Data items:
--- start ---
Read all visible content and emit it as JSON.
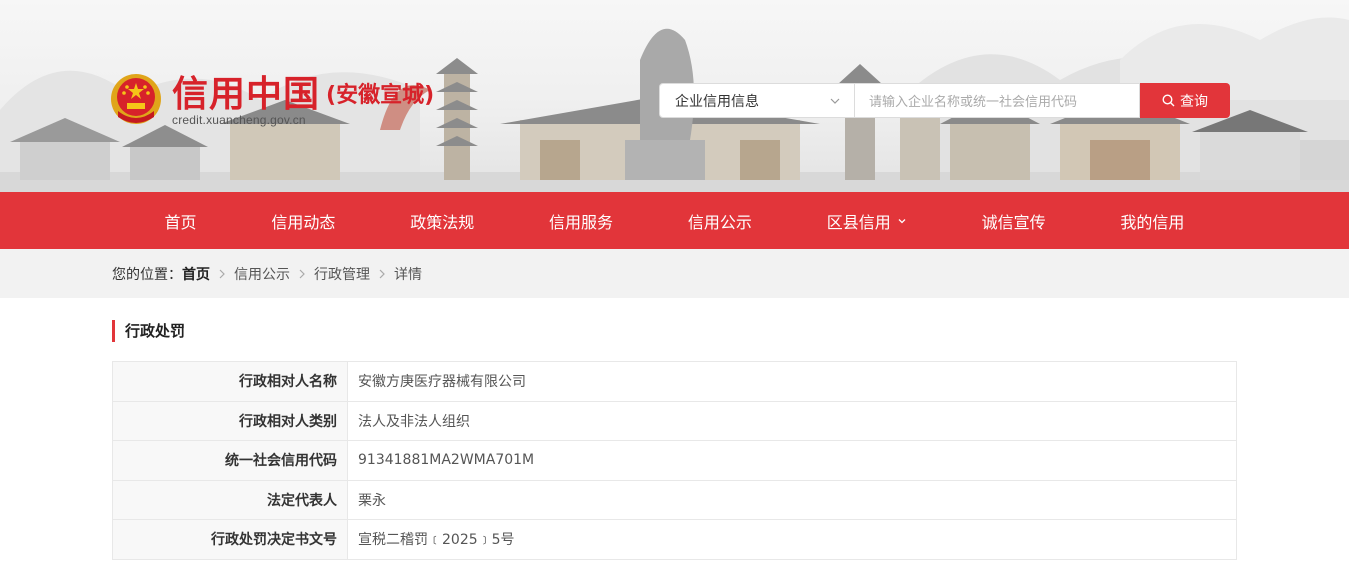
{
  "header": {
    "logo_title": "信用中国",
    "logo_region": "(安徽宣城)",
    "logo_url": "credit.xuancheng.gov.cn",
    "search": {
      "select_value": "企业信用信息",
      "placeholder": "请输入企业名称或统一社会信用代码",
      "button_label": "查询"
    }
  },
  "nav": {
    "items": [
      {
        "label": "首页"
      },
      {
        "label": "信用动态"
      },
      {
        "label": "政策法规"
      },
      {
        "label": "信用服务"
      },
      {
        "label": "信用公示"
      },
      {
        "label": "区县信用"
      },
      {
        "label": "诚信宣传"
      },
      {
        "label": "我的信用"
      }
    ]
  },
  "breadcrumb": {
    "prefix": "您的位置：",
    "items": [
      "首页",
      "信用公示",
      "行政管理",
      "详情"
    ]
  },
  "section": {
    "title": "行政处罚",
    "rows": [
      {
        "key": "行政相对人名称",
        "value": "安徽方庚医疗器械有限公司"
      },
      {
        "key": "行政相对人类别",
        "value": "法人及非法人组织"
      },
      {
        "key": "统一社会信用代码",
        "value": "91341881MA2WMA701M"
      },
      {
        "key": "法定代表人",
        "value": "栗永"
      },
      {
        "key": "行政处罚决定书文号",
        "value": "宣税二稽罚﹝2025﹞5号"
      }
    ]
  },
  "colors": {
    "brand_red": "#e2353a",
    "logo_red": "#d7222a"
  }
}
--- end ---
-- Given task --
Quote every line word for word and keep the images out of the copy.

-- Solved problem --
Read all visible content and emit it as JSON.
{
  "header": {
    "logo_title": "信用中国",
    "logo_region": "(安徽宣城)",
    "logo_url": "credit.xuancheng.gov.cn",
    "search": {
      "select_value": "企业信用信息",
      "placeholder": "请输入企业名称或统一社会信用代码",
      "button_label": "查询"
    }
  },
  "nav": {
    "items": [
      {
        "label": "首页"
      },
      {
        "label": "信用动态"
      },
      {
        "label": "政策法规"
      },
      {
        "label": "信用服务"
      },
      {
        "label": "信用公示"
      },
      {
        "label": "区县信用"
      },
      {
        "label": "诚信宣传"
      },
      {
        "label": "我的信用"
      }
    ]
  },
  "breadcrumb": {
    "prefix": "您的位置：",
    "items": [
      "首页",
      "信用公示",
      "行政管理",
      "详情"
    ]
  },
  "section": {
    "title": "行政处罚",
    "rows": [
      {
        "key": "行政相对人名称",
        "value": "安徽方庚医疗器械有限公司"
      },
      {
        "key": "行政相对人类别",
        "value": "法人及非法人组织"
      },
      {
        "key": "统一社会信用代码",
        "value": "91341881MA2WMA701M"
      },
      {
        "key": "法定代表人",
        "value": "栗永"
      },
      {
        "key": "行政处罚决定书文号",
        "value": "宣税二稽罚﹝2025﹞5号"
      }
    ]
  },
  "colors": {
    "brand_red": "#e2353a",
    "logo_red": "#d7222a"
  }
}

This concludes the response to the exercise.